---------- DATA TO USE ----------

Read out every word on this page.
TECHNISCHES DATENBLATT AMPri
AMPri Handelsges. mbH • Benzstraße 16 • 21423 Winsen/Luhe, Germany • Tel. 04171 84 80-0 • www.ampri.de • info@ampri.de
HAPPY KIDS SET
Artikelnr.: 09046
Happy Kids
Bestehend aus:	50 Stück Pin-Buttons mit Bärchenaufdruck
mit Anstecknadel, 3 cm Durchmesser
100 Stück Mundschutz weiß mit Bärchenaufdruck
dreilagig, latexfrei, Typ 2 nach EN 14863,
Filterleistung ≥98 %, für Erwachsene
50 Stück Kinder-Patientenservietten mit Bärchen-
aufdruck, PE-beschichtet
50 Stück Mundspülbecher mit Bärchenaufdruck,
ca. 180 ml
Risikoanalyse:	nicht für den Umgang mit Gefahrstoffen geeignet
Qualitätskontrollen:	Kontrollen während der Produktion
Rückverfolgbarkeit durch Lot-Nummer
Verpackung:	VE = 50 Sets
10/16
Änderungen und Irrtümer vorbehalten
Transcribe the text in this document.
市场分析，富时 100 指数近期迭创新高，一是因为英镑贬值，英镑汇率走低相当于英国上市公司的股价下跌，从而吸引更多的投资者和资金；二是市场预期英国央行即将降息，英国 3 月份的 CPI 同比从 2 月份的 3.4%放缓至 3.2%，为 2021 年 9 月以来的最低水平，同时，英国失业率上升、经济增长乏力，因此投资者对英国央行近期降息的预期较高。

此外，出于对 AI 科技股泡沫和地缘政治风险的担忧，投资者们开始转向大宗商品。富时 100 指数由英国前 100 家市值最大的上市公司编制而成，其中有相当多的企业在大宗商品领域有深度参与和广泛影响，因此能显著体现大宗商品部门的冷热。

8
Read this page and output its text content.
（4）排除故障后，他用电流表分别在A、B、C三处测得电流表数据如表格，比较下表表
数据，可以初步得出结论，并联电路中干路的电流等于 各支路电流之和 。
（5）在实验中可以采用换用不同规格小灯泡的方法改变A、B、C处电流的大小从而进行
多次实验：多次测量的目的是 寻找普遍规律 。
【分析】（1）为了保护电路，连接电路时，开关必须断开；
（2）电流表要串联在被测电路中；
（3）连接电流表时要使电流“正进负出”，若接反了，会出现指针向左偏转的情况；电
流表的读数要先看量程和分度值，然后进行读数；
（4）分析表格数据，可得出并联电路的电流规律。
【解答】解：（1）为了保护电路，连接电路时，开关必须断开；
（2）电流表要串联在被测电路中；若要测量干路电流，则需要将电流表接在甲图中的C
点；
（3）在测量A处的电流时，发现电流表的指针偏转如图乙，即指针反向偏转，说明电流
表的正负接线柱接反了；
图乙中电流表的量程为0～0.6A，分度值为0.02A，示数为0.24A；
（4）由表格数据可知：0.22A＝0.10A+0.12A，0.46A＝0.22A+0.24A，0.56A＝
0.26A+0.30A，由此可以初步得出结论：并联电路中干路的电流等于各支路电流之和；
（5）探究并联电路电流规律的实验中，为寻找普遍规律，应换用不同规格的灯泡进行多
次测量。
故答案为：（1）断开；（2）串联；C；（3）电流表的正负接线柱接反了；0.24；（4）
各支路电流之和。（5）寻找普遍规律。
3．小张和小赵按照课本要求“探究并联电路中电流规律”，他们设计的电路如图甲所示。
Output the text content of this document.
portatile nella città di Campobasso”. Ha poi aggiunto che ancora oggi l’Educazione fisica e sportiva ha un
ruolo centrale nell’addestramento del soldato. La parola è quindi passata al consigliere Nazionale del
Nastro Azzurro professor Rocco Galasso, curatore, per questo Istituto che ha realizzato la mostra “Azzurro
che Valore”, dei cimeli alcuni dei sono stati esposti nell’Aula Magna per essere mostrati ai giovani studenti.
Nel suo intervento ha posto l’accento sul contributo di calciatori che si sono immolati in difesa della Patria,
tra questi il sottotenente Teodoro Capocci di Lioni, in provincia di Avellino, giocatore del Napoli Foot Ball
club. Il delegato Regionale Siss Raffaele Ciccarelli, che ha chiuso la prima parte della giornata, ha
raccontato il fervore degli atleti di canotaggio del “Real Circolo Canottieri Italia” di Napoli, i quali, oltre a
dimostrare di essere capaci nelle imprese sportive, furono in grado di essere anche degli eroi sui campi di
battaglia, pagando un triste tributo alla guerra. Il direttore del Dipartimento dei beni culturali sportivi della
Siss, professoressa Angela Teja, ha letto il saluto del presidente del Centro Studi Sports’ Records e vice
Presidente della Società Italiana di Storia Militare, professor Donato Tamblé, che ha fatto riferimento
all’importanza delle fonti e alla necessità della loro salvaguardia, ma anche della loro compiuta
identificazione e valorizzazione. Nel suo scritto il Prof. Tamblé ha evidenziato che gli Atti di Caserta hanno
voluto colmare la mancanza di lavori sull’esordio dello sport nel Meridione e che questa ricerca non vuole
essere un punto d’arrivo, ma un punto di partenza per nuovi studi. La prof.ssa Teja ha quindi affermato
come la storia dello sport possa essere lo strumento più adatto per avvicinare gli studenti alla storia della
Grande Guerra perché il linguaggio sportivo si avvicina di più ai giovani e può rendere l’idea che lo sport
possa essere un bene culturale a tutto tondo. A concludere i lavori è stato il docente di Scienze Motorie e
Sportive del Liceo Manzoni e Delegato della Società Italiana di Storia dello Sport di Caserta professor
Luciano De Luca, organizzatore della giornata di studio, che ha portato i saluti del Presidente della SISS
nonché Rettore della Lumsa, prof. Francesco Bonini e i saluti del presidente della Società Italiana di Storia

----------

INSTRUCTIONS FOR THE TASK: Retype the entries exactly, including every line.

RIGHT ANSWER:
Read out every word on this page.
TECHNISCHES DATENBLATT AMPri
AMPri Handelsges. mbH • Benzstraße 16 • 21423 Winsen/Luhe, Germany • Tel. 04171 84 80-0 • www.ampri.de • info@ampri.de
HAPPY KIDS SET
Artikelnr.: 09046
Happy Kids
Bestehend aus:	50 Stück Pin-Buttons mit Bärchenaufdruck
mit Anstecknadel, 3 cm Durchmesser
100 Stück Mundschutz weiß mit Bärchenaufdruck
dreilagig, latexfrei, Typ 2 nach EN 14863,
Filterleistung ≥98 %, für Erwachsene
50 Stück Kinder-Patientenservietten mit Bärchen-
aufdruck, PE-beschichtet
50 Stück Mundspülbecher mit Bärchenaufdruck,
ca. 180 ml
Risikoanalyse:	nicht für den Umgang mit Gefahrstoffen geeignet
Qualitätskontrollen:	Kontrollen während der Produktion
Rückverfolgbarkeit durch Lot-Nummer
Verpackung:	VE = 50 Sets
10/16
Änderungen und Irrtümer vorbehalten
Transcribe the text in this document.
市场分析，富时 100 指数近期迭创新高，一是因为英镑贬值，英镑汇率走低相当于英国上市公司的股价下跌，从而吸引更多的投资者和资金；二是市场预期英国央行即将降息，英国 3 月份的 CPI 同比从 2 月份的 3.4%放缓至 3.2%，为 2021 年 9 月以来的最低水平，同时，英国失业率上升、经济增长乏力，因此投资者对英国央行近期降息的预期较高。

此外，出于对 AI 科技股泡沫和地缘政治风险的担忧，投资者们开始转向大宗商品。富时 100 指数由英国前 100 家市值最大的上市公司编制而成，其中有相当多的企业在大宗商品领域有深度参与和广泛影响，因此能显著体现大宗商品部门的冷热。

8
Read this page and output its text content.
（4）排除故障后，他用电流表分别在A、B、C三处测得电流表数据如表格，比较下表表
数据，可以初步得出结论，并联电路中干路的电流等于 各支路电流之和 。
（5）在实验中可以采用换用不同规格小灯泡的方法改变A、B、C处电流的大小从而进行
多次实验：多次测量的目的是 寻找普遍规律 。
【分析】（1）为了保护电路，连接电路时，开关必须断开；
（2）电流表要串联在被测电路中；
（3）连接电流表时要使电流“正进负出”，若接反了，会出现指针向左偏转的情况；电
流表的读数要先看量程和分度值，然后进行读数；
（4）分析表格数据，可得出并联电路的电流规律。
【解答】解：（1）为了保护电路，连接电路时，开关必须断开；
（2）电流表要串联在被测电路中；若要测量干路电流，则需要将电流表接在甲图中的C
点；
（3）在测量A处的电流时，发现电流表的指针偏转如图乙，即指针反向偏转，说明电流
表的正负接线柱接反了；
图乙中电流表的量程为0～0.6A，分度值为0.02A，示数为0.24A；
（4）由表格数据可知：0.22A＝0.10A+0.12A，0.46A＝0.22A+0.24A，0.56A＝
0.26A+0.30A，由此可以初步得出结论：并联电路中干路的电流等于各支路电流之和；
（5）探究并联电路电流规律的实验中，为寻找普遍规律，应换用不同规格的灯泡进行多
次测量。
故答案为：（1）断开；（2）串联；C；（3）电流表的正负接线柱接反了；0.24；（4）
各支路电流之和。（5）寻找普遍规律。
3．小张和小赵按照课本要求“探究并联电路中电流规律”，他们设计的电路如图甲所示。
Output the text content of this document.
portatile nella città di Campobasso”. Ha poi aggiunto che ancora oggi l’Educazione fisica e sportiva ha un
ruolo centrale nell’addestramento del soldato. La parola è quindi passata al consigliere Nazionale del
Nastro Azzurro professor Rocco Galasso, curatore, per questo Istituto che ha realizzato la mostra “Azzurro
che Valore”, dei cimeli alcuni dei sono stati esposti nell’Aula Magna per essere mostrati ai giovani studenti.
Nel suo intervento ha posto l’accento sul contributo di calciatori che si sono immolati in difesa della Patria,
tra questi il sottotenente Teodoro Capocci di Lioni, in provincia di Avellino, giocatore del Napoli Foot Ball
club. Il delegato Regionale Siss Raffaele Ciccarelli, che ha chiuso la prima parte della giornata, ha
raccontato il fervore degli atleti di canotaggio del “Real Circolo Canottieri Italia” di Napoli, i quali, oltre a
dimostrare di essere capaci nelle imprese sportive, furono in grado di essere anche degli eroi sui campi di
battaglia, pagando un triste tributo alla guerra. Il direttore del Dipartimento dei beni culturali sportivi della
Siss, professoressa Angela Teja, ha letto il saluto del presidente del Centro Studi Sports’ Records e vice
Presidente della Società Italiana di Storia Militare, professor Donato Tamblé, che ha fatto riferimento
all’importanza delle fonti e alla necessità della loro salvaguardia, ma anche della loro compiuta
identificazione e valorizzazione. Nel suo scritto il Prof. Tamblé ha evidenziato che gli Atti di Caserta hanno
voluto colmare la mancanza di lavori sull’esordio dello sport nel Meridione e che questa ricerca non vuole
essere un punto d’arrivo, ma un punto di partenza per nuovi studi. La prof.ssa Teja ha quindi affermato
come la storia dello sport possa essere lo strumento più adatto per avvicinare gli studenti alla storia della
Grande Guerra perché il linguaggio sportivo si avvicina di più ai giovani e può rendere l’idea che lo sport
possa essere un bene culturale a tutto tondo. A concludere i lavori è stato il docente di Scienze Motorie e
Sportive del Liceo Manzoni e Delegato della Società Italiana di Storia dello Sport di Caserta professor
Luciano De Luca, organizzatore della giornata di studio, che ha portato i saluti del Presidente della SISS
nonché Rettore della Lumsa, prof. Francesco Bonini e i saluti del presidente della Società Italiana di Storia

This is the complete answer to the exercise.